[START OF DATA TO USE]

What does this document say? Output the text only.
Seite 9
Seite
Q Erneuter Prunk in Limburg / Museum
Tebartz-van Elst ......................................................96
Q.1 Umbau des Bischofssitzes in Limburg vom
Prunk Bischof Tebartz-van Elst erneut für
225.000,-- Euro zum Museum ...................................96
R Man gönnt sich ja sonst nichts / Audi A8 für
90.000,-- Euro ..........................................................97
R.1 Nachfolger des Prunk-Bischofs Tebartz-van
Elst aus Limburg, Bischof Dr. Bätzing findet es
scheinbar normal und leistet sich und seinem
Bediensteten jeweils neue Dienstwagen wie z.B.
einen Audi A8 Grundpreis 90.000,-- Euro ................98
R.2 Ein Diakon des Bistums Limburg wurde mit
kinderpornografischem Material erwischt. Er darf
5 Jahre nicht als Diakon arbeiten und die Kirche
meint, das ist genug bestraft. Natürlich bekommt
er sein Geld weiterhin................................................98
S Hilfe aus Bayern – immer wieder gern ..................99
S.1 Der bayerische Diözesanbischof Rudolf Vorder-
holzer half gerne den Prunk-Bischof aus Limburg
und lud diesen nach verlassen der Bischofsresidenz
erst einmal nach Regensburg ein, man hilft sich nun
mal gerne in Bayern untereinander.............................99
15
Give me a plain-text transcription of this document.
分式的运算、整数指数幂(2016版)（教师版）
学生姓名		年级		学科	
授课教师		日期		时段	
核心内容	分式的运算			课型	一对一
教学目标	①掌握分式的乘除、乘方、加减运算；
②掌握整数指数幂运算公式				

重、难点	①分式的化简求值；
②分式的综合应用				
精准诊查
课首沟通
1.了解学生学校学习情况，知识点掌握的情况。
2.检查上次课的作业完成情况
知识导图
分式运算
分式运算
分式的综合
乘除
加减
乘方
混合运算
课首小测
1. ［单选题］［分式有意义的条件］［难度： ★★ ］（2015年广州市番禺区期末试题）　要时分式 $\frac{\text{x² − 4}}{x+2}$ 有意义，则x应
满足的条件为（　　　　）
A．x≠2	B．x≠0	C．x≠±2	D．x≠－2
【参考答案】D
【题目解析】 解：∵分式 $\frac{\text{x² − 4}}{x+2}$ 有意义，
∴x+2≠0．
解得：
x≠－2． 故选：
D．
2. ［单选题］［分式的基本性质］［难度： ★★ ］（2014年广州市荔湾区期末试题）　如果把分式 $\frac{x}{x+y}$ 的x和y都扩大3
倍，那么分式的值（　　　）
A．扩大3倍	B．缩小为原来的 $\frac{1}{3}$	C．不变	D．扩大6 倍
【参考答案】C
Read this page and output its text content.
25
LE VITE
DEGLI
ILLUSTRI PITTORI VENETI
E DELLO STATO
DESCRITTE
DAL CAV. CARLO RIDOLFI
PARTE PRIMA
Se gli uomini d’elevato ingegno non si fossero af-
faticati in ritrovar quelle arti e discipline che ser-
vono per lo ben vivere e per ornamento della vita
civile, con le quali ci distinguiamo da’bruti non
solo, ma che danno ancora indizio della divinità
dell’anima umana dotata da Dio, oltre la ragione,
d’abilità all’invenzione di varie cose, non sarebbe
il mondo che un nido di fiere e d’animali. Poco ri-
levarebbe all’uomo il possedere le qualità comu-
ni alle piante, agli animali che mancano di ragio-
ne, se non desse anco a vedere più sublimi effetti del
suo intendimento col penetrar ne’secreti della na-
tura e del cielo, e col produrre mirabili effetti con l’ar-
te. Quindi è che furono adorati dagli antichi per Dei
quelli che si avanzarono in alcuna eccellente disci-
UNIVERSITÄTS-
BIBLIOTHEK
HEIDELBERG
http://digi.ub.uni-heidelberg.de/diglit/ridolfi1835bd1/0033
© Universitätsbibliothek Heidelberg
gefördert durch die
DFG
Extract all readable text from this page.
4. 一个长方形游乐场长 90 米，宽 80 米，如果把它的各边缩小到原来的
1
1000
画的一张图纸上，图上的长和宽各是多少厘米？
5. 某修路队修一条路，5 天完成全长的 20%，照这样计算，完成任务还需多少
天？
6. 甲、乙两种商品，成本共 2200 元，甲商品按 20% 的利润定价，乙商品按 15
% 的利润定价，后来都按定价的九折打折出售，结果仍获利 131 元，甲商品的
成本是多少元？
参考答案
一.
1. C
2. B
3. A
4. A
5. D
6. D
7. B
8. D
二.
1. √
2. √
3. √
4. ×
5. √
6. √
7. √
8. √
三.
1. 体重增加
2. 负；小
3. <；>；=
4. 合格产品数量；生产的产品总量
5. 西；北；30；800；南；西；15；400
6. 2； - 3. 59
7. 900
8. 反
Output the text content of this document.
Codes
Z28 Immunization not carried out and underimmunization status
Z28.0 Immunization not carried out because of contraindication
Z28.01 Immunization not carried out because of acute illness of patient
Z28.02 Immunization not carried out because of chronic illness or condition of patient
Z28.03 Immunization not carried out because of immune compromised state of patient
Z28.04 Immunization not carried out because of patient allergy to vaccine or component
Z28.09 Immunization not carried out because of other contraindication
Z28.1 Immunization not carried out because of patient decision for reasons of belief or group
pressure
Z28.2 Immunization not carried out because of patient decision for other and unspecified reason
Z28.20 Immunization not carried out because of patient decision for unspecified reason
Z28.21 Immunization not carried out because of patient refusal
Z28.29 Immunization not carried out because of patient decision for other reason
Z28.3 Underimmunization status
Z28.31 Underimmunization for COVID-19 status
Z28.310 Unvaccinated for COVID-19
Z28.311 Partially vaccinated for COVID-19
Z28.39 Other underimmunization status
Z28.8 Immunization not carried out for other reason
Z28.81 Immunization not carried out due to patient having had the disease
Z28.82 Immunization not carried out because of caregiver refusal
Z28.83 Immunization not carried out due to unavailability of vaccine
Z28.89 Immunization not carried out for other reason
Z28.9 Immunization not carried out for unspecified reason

[END OF DATA TO USE]

◆ WHAT IS NEEDED ◆
Copy every line of the material in which the word "vaccine" occurs.

◆ RESULT FOR THIS TASK ◆
Z28.04 Immunization not carried out because of patient allergy to vaccine or component
Z28.83 Immunization not carried out due to unavailability of vaccine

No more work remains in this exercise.